What is expected: Only the number is needed: how many lines contain the word "noise"?

Collected data:
+-------+
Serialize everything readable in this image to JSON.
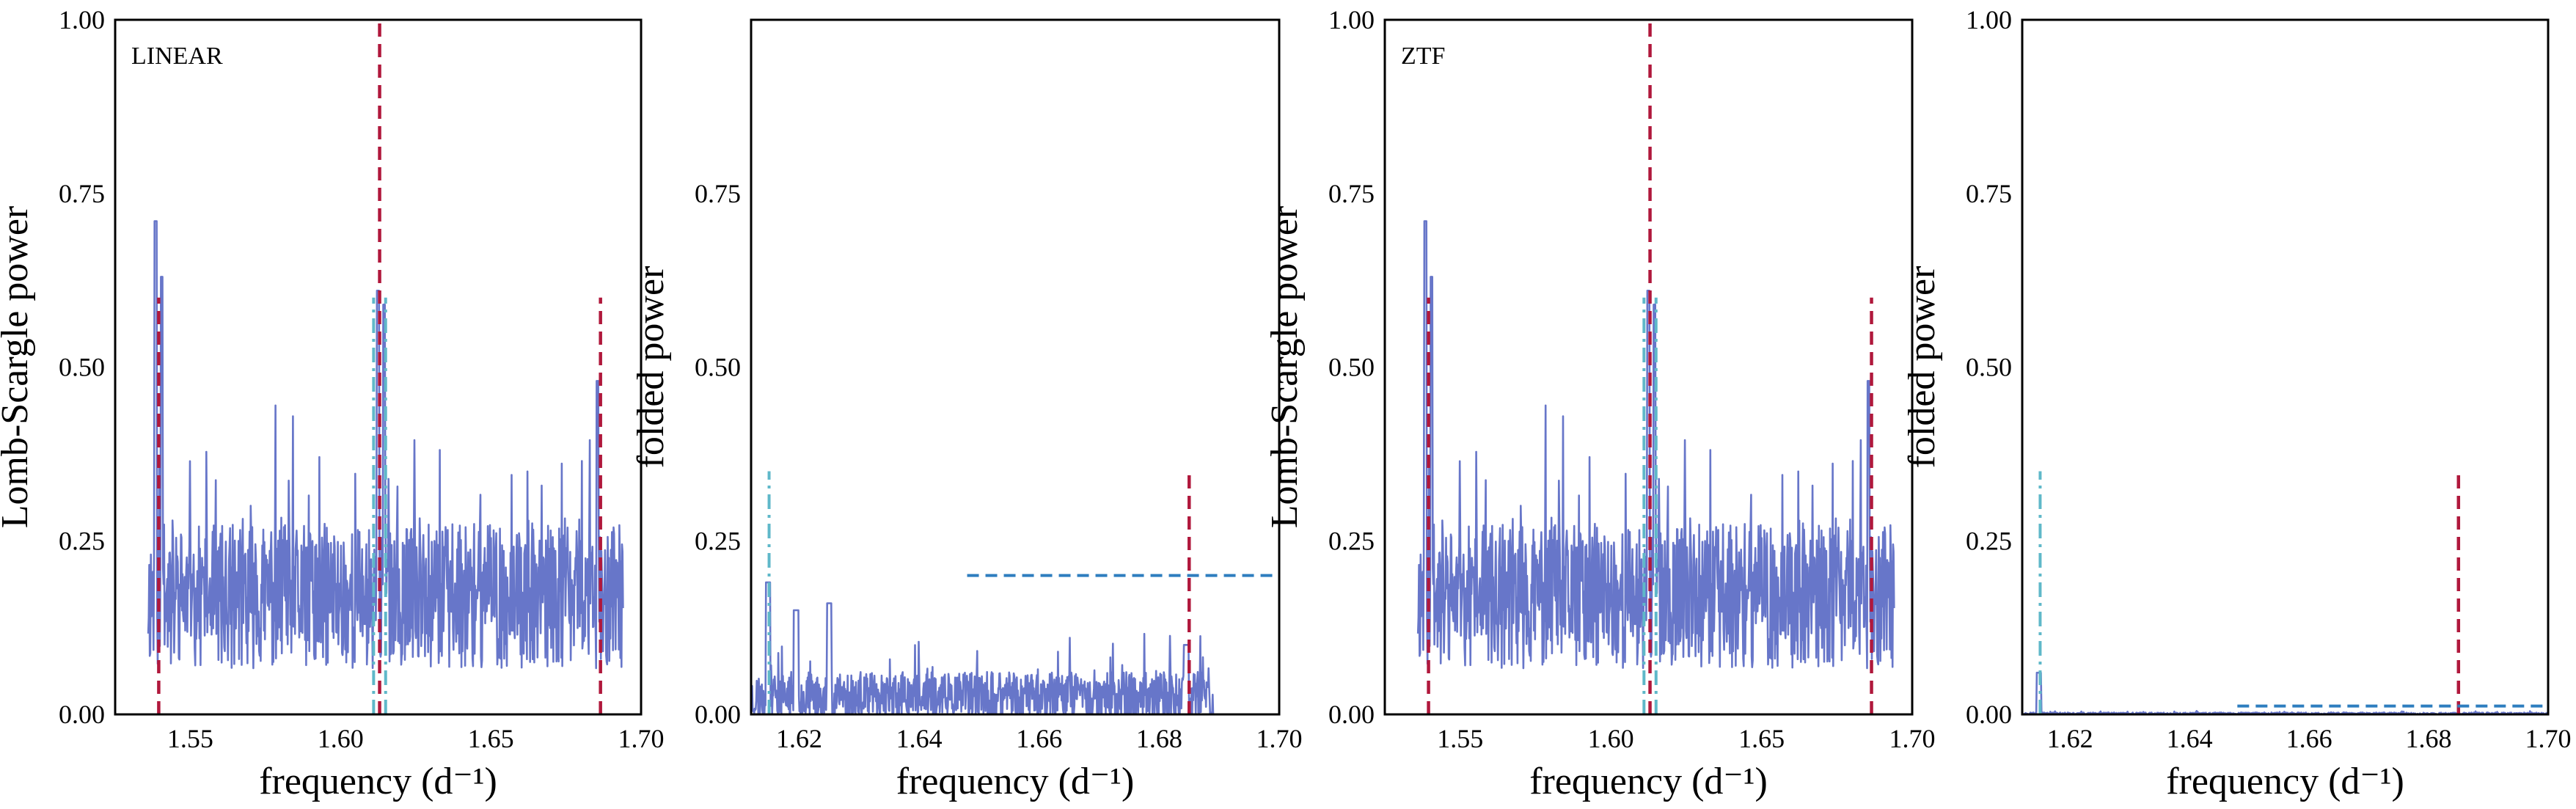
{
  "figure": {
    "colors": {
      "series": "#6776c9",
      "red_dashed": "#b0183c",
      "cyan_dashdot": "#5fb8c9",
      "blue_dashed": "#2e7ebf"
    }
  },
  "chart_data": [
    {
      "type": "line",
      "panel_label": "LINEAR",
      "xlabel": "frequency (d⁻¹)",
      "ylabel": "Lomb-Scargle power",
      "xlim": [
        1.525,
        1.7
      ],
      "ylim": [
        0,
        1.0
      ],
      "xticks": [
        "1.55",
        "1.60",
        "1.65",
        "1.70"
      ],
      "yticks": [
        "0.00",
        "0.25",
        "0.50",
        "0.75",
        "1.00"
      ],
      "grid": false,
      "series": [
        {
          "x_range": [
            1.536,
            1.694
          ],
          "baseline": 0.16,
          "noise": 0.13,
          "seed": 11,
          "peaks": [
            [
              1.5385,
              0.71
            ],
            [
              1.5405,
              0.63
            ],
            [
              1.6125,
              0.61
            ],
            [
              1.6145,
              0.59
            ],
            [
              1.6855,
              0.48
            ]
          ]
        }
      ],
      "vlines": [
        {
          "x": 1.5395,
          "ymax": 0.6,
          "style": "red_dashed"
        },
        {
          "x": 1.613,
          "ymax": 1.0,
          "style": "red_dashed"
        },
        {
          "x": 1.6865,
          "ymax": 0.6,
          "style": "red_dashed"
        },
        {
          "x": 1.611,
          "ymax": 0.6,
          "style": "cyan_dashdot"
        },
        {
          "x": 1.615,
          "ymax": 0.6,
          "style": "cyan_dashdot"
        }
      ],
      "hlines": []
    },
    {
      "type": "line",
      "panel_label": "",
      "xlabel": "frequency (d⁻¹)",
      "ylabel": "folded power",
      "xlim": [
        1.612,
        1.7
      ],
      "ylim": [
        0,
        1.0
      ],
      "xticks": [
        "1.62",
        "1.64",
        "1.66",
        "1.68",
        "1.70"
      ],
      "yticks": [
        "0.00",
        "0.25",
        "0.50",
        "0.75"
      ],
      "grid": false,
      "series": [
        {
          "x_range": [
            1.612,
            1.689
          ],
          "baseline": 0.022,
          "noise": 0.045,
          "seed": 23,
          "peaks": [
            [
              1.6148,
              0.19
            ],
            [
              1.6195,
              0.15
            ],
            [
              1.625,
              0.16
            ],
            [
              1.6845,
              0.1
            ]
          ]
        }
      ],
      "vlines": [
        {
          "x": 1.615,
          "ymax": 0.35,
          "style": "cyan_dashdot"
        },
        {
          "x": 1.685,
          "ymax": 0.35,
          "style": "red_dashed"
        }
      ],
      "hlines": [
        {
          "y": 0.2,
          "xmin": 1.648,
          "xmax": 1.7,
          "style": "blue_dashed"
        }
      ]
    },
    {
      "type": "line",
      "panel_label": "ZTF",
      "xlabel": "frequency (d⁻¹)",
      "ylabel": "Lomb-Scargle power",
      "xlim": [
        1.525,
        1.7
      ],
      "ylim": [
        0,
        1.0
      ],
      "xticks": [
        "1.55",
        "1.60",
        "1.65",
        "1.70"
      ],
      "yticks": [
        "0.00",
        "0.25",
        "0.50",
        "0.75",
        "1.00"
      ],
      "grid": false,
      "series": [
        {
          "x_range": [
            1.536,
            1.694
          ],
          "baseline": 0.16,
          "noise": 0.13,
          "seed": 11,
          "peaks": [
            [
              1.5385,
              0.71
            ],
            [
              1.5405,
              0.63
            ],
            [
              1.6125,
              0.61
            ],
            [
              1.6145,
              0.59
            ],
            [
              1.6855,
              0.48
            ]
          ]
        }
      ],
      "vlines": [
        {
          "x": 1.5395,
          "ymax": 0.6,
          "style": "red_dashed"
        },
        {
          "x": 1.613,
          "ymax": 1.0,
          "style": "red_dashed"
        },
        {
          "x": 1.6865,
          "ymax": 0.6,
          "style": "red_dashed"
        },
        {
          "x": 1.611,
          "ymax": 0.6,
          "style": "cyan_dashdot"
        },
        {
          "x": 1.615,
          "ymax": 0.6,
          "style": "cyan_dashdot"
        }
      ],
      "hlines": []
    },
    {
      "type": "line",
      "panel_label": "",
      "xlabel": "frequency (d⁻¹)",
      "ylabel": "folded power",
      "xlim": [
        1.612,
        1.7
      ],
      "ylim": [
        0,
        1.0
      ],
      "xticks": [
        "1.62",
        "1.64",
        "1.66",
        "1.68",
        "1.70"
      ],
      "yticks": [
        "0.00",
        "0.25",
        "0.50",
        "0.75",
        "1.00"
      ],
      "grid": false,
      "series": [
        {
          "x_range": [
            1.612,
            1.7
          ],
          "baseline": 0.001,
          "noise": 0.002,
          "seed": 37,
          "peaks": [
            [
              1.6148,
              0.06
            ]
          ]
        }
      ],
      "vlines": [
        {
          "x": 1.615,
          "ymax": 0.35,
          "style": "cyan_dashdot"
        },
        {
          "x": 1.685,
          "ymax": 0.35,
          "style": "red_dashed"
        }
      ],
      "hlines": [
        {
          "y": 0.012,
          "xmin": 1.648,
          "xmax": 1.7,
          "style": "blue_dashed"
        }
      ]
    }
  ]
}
+-------+
Solution for this problem: 4